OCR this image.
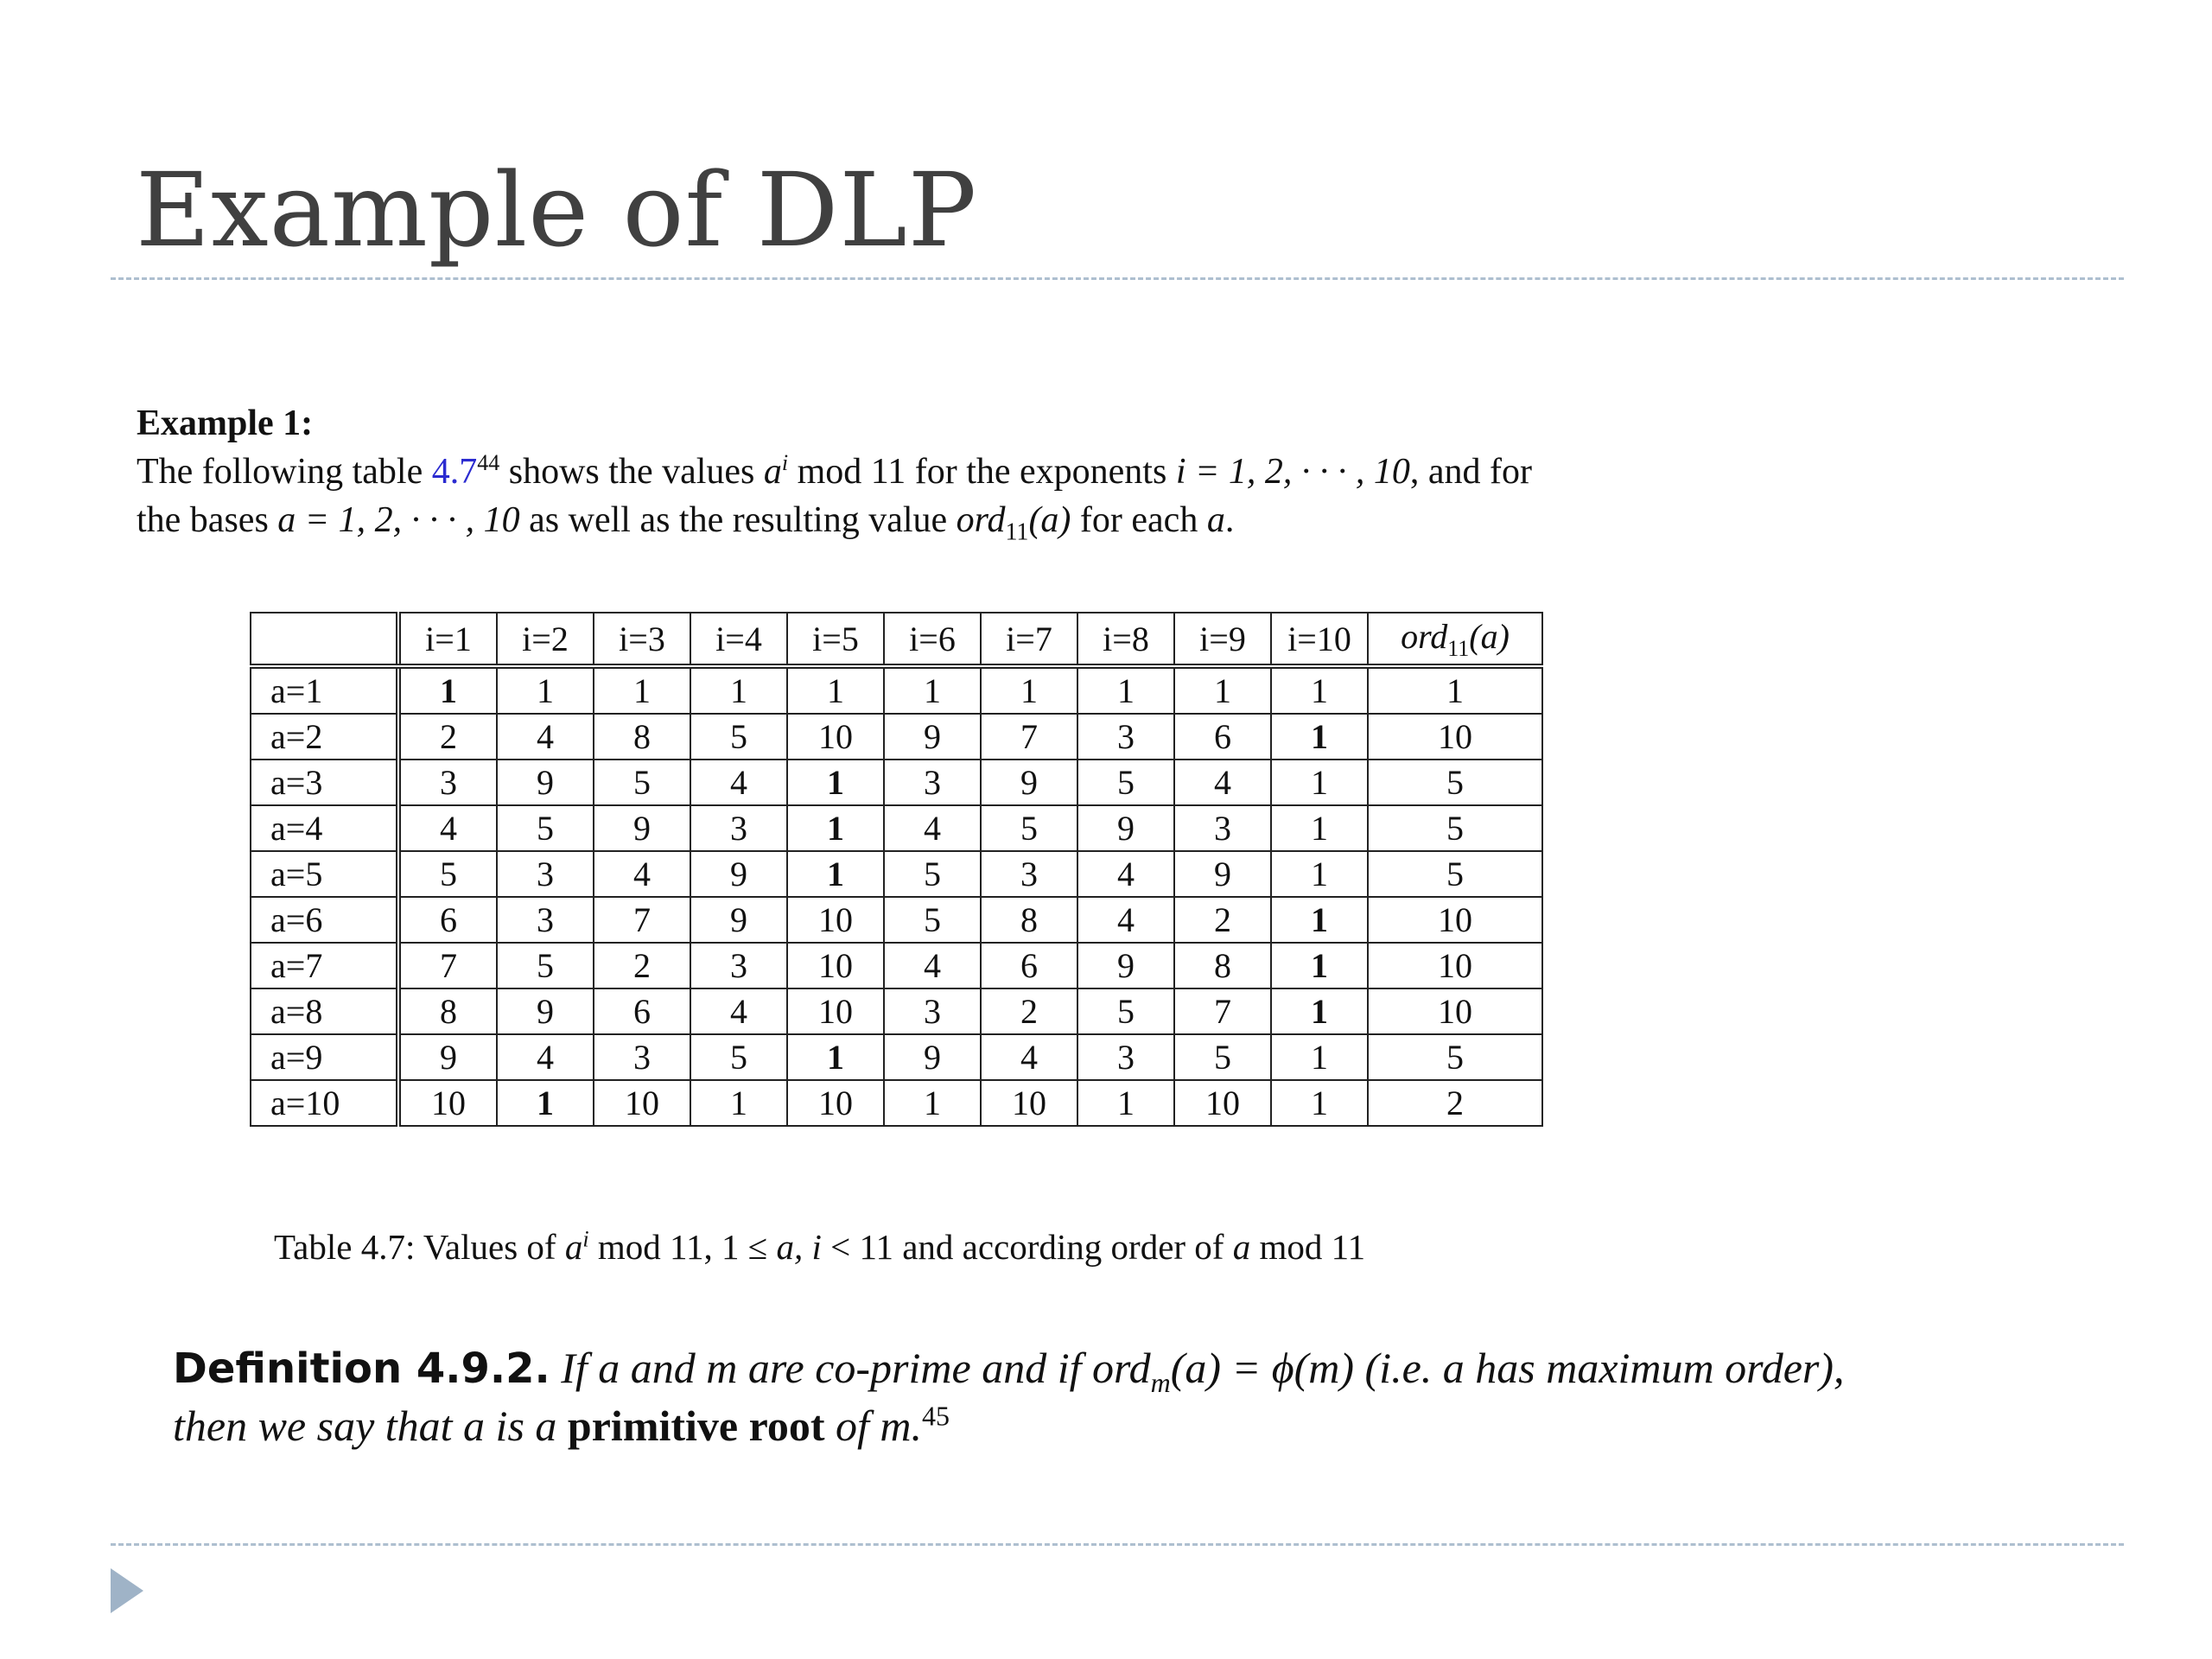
Example of DLP
Example 1:
The following table $4.7^{44}$ shows the values $a^i$ mod 11 for the exponents i = 1, 2, · · · , 10, and for
the bases a = 1, 2, · · · , 10 as well as the resulting value ord$_{11}$(a) for each a.
	i=1	i=2	i=3	i=4	i=5	i=6	i=7	i=8	i=9	i=10	ord$_{11}$(a)
a=1	1	1	1	1	1	1	1	1	1	1	1
a=2	2	4	8	5	10	9	7	3	6	1	10
a=3	3	9	5	4	1	3	9	5	4	1	5
a=4	4	5	9	3	1	4	5	9	3	1	5
a=5	5	3	4	9	1	5	3	4	9	1	5
a=6	6	3	7	9	10	5	8	4	2	1	10
a=7	7	5	2	3	10	4	6	9	8	1	10
a=8	8	9	6	4	10	3	2	5	7	1	10
a=9	9	4	3	5	1	9	4	3	5	1	5
a=10	10	1	10	1	10	1	10	1	10	1	2
Table 4.7: Values of $a^i$ mod 11, 1 ≤ a, i < 11 and according order of a mod 11
Definition 4.9.2. If a and m are co-prime and if ord$_m$(a) = ϕ(m) (i.e. a has maximum order),
then we say that a is a primitive root of m.$^{45}$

*Task:* Without the pictures, write out all of the material exactly.

*Reply:*
OCR this image.
Example of DLP
Example 1:
The following table $4.7^{44}$ shows the values $a^i$ mod 11 for the exponents i = 1, 2, · · · , 10, and for
the bases a = 1, 2, · · · , 10 as well as the resulting value ord$_{11}$(a) for each a.
	i=1	i=2	i=3	i=4	i=5	i=6	i=7	i=8	i=9	i=10	ord$_{11}$(a)
a=1	1	1	1	1	1	1	1	1	1	1	1
a=2	2	4	8	5	10	9	7	3	6	1	10
a=3	3	9	5	4	1	3	9	5	4	1	5
a=4	4	5	9	3	1	4	5	9	3	1	5
a=5	5	3	4	9	1	5	3	4	9	1	5
a=6	6	3	7	9	10	5	8	4	2	1	10
a=7	7	5	2	3	10	4	6	9	8	1	10
a=8	8	9	6	4	10	3	2	5	7	1	10
a=9	9	4	3	5	1	9	4	3	5	1	5
a=10	10	1	10	1	10	1	10	1	10	1	2
Table 4.7: Values of $a^i$ mod 11, 1 ≤ a, i < 11 and according order of a mod 11
Definition 4.9.2. If a and m are co-prime and if ord$_m$(a) = ϕ(m) (i.e. a has maximum order),
then we say that a is a primitive root of m.$^{45}$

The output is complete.